# [The exercise]
Can you print the lines below verbatim, starting with the first one and stopping after the line that contains "footnote-line-1: Тайлбар: РЖД"? Include both of those lines.

# [Input for this task]
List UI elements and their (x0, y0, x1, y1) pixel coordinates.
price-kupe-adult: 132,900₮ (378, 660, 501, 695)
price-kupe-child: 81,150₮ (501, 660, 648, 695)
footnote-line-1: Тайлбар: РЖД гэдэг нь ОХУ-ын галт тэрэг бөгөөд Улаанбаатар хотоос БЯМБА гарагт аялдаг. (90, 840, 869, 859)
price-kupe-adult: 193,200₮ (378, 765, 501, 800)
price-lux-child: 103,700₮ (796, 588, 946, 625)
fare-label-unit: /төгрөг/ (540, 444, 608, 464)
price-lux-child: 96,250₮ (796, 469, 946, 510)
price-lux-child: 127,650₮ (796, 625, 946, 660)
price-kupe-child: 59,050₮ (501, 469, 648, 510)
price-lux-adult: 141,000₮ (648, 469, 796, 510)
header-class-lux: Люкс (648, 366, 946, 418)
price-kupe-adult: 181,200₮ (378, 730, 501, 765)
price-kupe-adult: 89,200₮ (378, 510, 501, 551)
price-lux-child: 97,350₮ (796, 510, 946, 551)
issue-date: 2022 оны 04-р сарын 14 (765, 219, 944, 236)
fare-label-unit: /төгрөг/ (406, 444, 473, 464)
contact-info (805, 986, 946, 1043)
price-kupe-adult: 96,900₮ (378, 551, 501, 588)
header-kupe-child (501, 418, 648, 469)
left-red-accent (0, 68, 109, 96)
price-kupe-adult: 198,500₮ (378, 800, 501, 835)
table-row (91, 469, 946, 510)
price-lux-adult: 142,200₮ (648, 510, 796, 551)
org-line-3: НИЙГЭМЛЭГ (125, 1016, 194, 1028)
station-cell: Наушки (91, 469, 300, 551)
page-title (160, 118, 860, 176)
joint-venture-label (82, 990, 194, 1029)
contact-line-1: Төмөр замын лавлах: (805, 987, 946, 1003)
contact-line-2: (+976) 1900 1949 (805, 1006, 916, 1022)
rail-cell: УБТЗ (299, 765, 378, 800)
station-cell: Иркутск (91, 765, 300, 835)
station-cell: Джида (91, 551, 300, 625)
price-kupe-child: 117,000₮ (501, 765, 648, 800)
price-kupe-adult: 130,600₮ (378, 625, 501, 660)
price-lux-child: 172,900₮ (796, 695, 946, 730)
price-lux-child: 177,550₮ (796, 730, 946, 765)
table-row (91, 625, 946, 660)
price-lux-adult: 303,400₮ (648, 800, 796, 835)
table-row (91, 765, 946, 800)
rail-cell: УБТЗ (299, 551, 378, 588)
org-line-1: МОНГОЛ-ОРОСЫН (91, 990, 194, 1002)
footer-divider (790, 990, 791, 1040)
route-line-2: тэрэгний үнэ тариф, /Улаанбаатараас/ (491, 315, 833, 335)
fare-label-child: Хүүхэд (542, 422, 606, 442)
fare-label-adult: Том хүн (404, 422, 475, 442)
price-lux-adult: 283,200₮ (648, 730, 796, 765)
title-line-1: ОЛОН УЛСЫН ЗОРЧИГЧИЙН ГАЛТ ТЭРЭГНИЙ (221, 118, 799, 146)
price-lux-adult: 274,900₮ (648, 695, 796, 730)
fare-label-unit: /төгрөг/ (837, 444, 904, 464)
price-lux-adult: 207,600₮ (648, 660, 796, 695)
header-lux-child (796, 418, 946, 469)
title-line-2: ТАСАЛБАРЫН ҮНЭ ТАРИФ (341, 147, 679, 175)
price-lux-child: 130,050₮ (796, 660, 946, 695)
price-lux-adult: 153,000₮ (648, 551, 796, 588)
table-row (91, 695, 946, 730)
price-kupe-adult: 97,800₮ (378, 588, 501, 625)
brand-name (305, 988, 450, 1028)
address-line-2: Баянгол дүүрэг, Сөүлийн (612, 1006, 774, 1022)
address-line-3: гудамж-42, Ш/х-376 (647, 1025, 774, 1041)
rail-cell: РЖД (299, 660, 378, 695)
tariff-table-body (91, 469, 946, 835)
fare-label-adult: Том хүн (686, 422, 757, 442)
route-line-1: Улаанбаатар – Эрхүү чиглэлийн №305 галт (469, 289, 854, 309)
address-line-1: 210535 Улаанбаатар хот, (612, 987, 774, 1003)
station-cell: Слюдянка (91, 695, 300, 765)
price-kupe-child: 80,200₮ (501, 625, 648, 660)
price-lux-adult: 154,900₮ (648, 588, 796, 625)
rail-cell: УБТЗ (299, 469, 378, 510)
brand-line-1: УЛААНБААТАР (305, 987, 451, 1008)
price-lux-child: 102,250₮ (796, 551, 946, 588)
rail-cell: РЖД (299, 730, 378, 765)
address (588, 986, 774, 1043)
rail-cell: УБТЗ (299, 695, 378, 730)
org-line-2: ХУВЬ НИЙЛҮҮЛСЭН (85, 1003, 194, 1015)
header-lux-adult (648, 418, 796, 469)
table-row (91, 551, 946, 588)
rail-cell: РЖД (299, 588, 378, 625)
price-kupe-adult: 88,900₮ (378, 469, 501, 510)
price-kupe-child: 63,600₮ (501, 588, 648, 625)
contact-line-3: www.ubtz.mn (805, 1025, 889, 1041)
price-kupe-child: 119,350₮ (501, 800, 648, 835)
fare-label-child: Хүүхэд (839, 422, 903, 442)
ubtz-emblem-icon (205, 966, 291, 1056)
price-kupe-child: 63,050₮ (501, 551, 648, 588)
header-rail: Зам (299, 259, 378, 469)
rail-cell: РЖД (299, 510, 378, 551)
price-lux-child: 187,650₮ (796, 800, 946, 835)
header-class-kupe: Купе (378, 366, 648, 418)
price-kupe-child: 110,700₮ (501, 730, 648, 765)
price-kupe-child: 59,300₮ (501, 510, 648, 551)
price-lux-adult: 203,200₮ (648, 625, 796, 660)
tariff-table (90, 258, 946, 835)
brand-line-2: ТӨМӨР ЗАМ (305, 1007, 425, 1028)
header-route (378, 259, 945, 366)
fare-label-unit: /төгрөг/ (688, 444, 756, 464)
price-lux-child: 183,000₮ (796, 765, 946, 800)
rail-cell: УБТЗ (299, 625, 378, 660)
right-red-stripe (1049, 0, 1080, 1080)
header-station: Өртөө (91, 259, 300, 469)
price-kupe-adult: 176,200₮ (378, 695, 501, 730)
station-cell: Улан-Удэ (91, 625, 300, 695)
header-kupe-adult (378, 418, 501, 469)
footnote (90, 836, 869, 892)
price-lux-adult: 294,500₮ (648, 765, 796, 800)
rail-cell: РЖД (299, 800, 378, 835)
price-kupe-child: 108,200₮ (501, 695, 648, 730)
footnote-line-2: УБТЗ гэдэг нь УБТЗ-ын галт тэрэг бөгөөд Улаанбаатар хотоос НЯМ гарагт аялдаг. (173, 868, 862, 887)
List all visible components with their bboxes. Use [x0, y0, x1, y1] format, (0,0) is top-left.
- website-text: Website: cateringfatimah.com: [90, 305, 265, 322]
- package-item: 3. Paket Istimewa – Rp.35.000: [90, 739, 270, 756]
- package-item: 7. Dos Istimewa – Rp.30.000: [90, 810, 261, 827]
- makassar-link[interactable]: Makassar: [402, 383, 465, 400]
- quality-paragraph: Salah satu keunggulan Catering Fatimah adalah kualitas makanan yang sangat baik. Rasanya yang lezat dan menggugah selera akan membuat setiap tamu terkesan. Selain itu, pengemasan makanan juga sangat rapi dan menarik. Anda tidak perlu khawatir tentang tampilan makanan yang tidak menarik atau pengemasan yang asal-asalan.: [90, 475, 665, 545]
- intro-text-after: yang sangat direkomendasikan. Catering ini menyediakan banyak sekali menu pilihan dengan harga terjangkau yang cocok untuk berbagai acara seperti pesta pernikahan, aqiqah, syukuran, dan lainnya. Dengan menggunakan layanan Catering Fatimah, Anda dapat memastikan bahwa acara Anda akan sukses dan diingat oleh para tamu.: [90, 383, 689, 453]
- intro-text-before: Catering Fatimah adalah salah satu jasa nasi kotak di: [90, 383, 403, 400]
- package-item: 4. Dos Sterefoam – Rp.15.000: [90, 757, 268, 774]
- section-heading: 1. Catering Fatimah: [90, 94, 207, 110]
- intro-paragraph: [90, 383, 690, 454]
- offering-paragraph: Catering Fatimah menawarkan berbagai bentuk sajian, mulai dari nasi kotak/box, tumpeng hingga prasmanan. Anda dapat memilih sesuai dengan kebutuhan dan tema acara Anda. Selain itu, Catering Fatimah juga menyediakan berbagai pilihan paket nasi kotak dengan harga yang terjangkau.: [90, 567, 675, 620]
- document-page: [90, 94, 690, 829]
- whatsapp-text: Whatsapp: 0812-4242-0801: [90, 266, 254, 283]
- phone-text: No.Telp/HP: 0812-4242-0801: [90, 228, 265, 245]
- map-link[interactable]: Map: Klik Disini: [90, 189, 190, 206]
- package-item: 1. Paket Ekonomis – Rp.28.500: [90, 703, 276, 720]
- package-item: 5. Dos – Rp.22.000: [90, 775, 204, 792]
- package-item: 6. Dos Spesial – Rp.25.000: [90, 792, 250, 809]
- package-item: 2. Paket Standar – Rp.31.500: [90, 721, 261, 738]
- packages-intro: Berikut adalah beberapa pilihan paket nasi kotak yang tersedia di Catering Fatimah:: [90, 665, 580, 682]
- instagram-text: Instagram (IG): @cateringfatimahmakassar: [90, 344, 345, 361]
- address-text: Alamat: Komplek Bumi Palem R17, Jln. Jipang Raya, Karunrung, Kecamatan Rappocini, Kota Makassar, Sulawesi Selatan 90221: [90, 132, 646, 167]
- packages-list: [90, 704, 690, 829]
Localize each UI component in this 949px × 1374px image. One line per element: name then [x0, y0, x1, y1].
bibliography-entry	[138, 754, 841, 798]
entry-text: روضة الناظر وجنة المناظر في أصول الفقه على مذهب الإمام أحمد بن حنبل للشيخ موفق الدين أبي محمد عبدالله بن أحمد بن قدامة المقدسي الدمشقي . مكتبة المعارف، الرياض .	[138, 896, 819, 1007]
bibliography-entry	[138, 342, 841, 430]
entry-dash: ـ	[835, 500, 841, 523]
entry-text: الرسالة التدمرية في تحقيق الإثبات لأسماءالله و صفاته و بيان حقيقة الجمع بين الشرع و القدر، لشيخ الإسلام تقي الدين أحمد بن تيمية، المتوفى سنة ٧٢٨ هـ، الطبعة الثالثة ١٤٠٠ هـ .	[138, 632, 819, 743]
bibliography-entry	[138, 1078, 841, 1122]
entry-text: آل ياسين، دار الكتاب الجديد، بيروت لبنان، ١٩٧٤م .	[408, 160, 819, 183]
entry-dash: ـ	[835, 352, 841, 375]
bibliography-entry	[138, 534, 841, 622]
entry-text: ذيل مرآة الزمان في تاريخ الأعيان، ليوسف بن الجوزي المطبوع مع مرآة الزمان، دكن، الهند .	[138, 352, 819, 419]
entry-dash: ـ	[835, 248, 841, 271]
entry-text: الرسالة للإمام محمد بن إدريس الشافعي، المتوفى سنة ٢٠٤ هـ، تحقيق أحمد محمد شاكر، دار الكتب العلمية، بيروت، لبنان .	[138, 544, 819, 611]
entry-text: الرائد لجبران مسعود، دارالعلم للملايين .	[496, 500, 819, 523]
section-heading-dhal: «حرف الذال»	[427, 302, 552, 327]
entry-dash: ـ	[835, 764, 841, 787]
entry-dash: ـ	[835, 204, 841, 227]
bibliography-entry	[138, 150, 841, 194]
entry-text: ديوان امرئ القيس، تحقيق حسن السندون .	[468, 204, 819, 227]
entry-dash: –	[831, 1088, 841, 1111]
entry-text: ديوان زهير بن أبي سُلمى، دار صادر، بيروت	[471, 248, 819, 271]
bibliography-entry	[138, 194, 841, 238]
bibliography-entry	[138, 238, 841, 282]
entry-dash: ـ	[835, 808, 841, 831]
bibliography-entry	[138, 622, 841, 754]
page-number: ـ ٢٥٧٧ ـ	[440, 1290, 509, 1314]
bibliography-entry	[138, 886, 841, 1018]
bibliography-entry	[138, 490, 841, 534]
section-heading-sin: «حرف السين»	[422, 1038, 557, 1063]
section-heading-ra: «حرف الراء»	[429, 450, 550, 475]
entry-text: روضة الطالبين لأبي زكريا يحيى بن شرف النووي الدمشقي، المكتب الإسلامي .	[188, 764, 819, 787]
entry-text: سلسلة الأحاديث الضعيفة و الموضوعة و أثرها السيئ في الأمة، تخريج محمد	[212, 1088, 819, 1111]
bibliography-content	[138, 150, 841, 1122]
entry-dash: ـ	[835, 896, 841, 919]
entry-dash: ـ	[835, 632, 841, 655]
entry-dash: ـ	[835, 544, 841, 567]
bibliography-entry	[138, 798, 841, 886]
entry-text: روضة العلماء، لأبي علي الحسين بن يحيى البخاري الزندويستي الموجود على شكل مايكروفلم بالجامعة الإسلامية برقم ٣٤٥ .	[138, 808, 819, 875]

# [Response]
List UI elements and their (x0, y0, x1, y1) pixel coordinates.
price-kupe-adult: 132,900₮ (378, 660, 501, 695)
price-kupe-child: 81,150₮ (501, 660, 648, 695)
footnote-line-1: Тайлбар: РЖД гэдэг нь ОХУ-ын галт тэрэг бөгөөд Улаанбаатар хотоос БЯМБА гарагт аялдаг. (90, 840, 869, 859)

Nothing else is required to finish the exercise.